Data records
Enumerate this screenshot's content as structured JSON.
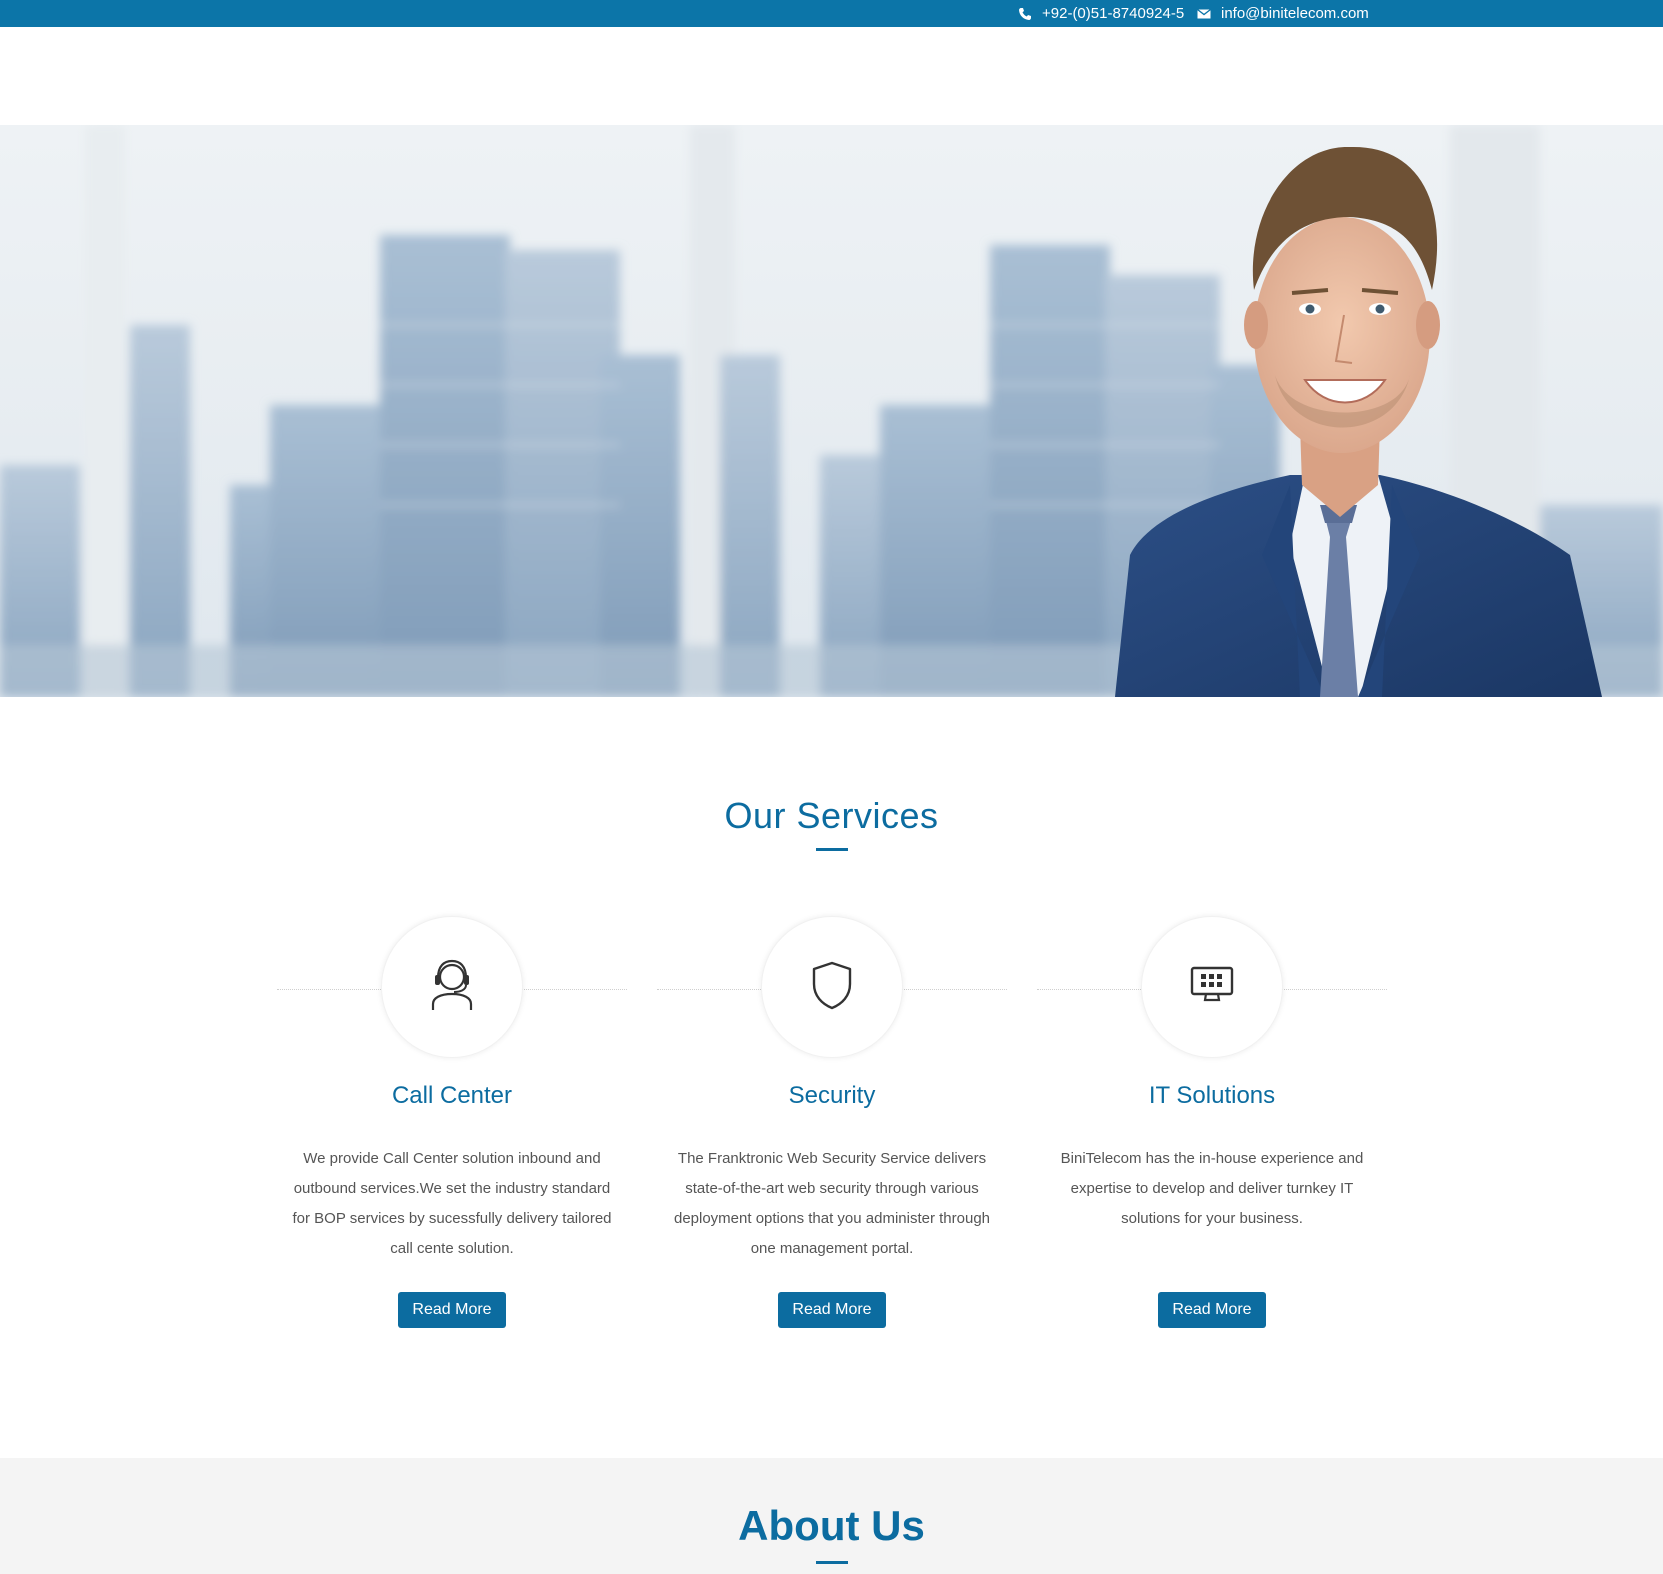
{
  "topbar": {
    "phone": "+92-(0)51-8740924-5",
    "email": "info@binitelecom.com",
    "phone_icon": "phone-icon",
    "email_icon": "envelope-icon",
    "background_color": "#0c75a8"
  },
  "services": {
    "title": "Our Services",
    "items": [
      {
        "icon": "headset-agent-icon",
        "name": "Call Center",
        "lines": [
          "We provide Call Center solution inbound and",
          "outbound services.We set the industry standard",
          "for BOP services by sucessfully delivery tailored",
          "call cente solution."
        ],
        "button": "Read More"
      },
      {
        "icon": "shield-icon",
        "name": "Security",
        "lines": [
          "The Franktronic Web Security Service delivers",
          "state-of-the-art web security through various",
          "deployment options that you administer through",
          "one management portal."
        ],
        "button": "Read More"
      },
      {
        "icon": "monitor-icon",
        "name": "IT Solutions",
        "lines": [
          "BiniTelecom has the in-house experience and",
          "expertise to develop and deliver turnkey IT",
          "solutions for your business."
        ],
        "button": "Read More"
      }
    ]
  },
  "about": {
    "title": "About Us"
  },
  "colors": {
    "accent": "#0c6ca0",
    "about_background": "#f4f4f4"
  }
}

> EXERCISE REQUIREMENTS: Scan the listing above and copy all lines containing the word "phone".

> ANSWER TO THE EXERCISE:
    "phone": "+92-(0)51-8740924-5",
    "phone_icon": "phone-icon",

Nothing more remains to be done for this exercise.